----- EXTRACTED DATA -----
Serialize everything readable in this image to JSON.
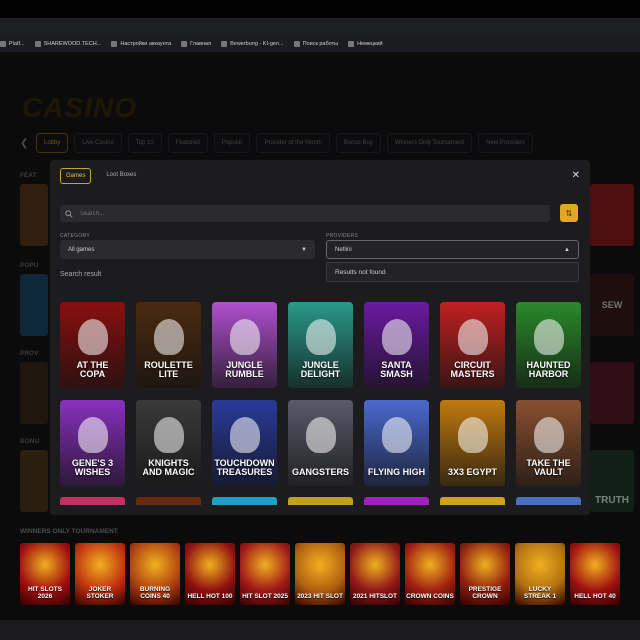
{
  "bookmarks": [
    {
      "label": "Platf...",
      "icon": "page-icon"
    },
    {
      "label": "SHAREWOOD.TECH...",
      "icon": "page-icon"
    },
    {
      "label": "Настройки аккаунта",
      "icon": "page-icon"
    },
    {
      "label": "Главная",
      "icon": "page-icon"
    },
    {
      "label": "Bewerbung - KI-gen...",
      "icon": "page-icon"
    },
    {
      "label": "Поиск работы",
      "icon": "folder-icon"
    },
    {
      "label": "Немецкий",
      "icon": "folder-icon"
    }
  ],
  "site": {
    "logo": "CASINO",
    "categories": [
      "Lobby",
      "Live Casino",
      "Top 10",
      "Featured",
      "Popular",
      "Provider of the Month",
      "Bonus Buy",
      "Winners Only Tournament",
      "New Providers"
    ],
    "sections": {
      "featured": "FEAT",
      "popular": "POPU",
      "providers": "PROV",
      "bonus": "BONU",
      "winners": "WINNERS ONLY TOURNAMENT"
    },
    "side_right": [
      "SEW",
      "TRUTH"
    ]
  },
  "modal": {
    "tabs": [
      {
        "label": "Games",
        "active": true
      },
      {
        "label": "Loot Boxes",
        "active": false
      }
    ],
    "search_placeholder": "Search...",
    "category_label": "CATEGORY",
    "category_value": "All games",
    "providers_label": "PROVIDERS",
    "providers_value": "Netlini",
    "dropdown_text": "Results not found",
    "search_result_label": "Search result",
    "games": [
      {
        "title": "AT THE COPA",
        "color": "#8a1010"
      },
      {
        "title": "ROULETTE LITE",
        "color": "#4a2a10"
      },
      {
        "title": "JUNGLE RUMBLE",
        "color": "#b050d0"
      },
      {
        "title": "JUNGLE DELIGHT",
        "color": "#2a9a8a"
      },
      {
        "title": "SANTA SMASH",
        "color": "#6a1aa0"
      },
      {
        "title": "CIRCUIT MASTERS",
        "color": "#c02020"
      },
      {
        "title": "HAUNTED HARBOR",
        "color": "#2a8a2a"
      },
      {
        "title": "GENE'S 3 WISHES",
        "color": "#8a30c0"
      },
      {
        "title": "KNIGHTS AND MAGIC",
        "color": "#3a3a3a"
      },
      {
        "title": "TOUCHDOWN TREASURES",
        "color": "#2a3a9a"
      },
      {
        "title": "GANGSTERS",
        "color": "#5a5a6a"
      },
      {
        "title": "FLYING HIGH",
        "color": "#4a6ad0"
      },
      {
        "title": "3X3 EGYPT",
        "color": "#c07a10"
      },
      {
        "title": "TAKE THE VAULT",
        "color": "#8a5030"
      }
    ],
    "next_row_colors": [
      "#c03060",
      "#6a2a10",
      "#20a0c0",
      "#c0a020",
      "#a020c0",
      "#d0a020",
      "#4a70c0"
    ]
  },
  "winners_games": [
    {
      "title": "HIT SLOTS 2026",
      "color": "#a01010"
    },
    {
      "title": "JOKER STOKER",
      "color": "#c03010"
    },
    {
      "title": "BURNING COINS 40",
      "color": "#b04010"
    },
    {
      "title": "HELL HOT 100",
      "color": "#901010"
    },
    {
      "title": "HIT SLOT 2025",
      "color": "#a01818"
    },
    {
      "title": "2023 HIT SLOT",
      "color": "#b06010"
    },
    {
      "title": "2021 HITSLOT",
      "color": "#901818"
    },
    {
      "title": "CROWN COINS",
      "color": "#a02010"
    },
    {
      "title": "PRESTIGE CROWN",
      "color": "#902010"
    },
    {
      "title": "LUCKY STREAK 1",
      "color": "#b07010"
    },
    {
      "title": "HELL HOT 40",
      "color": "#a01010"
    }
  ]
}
-----
INSTRUCTIONS TO FOLLOW: Return the listing above unchanged, apart from dropping its pictures.

TASK ANSWER:
Serialize everything readable in this image to JSON.
{
  "bookmarks": [
    {
      "label": "Platf...",
      "icon": "page-icon"
    },
    {
      "label": "SHAREWOOD.TECH...",
      "icon": "page-icon"
    },
    {
      "label": "Настройки аккаунта",
      "icon": "page-icon"
    },
    {
      "label": "Главная",
      "icon": "page-icon"
    },
    {
      "label": "Bewerbung - KI-gen...",
      "icon": "page-icon"
    },
    {
      "label": "Поиск работы",
      "icon": "folder-icon"
    },
    {
      "label": "Немецкий",
      "icon": "folder-icon"
    }
  ],
  "site": {
    "logo": "CASINO",
    "categories": [
      "Lobby",
      "Live Casino",
      "Top 10",
      "Featured",
      "Popular",
      "Provider of the Month",
      "Bonus Buy",
      "Winners Only Tournament",
      "New Providers"
    ],
    "sections": {
      "featured": "FEAT",
      "popular": "POPU",
      "providers": "PROV",
      "bonus": "BONU",
      "winners": "WINNERS ONLY TOURNAMENT"
    },
    "side_right": [
      "SEW",
      "TRUTH"
    ]
  },
  "modal": {
    "tabs": [
      {
        "label": "Games",
        "active": true
      },
      {
        "label": "Loot Boxes",
        "active": false
      }
    ],
    "search_placeholder": "Search...",
    "category_label": "CATEGORY",
    "category_value": "All games",
    "providers_label": "PROVIDERS",
    "providers_value": "Netlini",
    "dropdown_text": "Results not found",
    "search_result_label": "Search result",
    "games": [
      {
        "title": "AT THE COPA",
        "color": "#8a1010"
      },
      {
        "title": "ROULETTE LITE",
        "color": "#4a2a10"
      },
      {
        "title": "JUNGLE RUMBLE",
        "color": "#b050d0"
      },
      {
        "title": "JUNGLE DELIGHT",
        "color": "#2a9a8a"
      },
      {
        "title": "SANTA SMASH",
        "color": "#6a1aa0"
      },
      {
        "title": "CIRCUIT MASTERS",
        "color": "#c02020"
      },
      {
        "title": "HAUNTED HARBOR",
        "color": "#2a8a2a"
      },
      {
        "title": "GENE'S 3 WISHES",
        "color": "#8a30c0"
      },
      {
        "title": "KNIGHTS AND MAGIC",
        "color": "#3a3a3a"
      },
      {
        "title": "TOUCHDOWN TREASURES",
        "color": "#2a3a9a"
      },
      {
        "title": "GANGSTERS",
        "color": "#5a5a6a"
      },
      {
        "title": "FLYING HIGH",
        "color": "#4a6ad0"
      },
      {
        "title": "3X3 EGYPT",
        "color": "#c07a10"
      },
      {
        "title": "TAKE THE VAULT",
        "color": "#8a5030"
      }
    ],
    "next_row_colors": [
      "#c03060",
      "#6a2a10",
      "#20a0c0",
      "#c0a020",
      "#a020c0",
      "#d0a020",
      "#4a70c0"
    ]
  },
  "winners_games": [
    {
      "title": "HIT SLOTS 2026",
      "color": "#a01010"
    },
    {
      "title": "JOKER STOKER",
      "color": "#c03010"
    },
    {
      "title": "BURNING COINS 40",
      "color": "#b04010"
    },
    {
      "title": "HELL HOT 100",
      "color": "#901010"
    },
    {
      "title": "HIT SLOT 2025",
      "color": "#a01818"
    },
    {
      "title": "2023 HIT SLOT",
      "color": "#b06010"
    },
    {
      "title": "2021 HITSLOT",
      "color": "#901818"
    },
    {
      "title": "CROWN COINS",
      "color": "#a02010"
    },
    {
      "title": "PRESTIGE CROWN",
      "color": "#902010"
    },
    {
      "title": "LUCKY STREAK 1",
      "color": "#b07010"
    },
    {
      "title": "HELL HOT 40",
      "color": "#a01010"
    }
  ]
}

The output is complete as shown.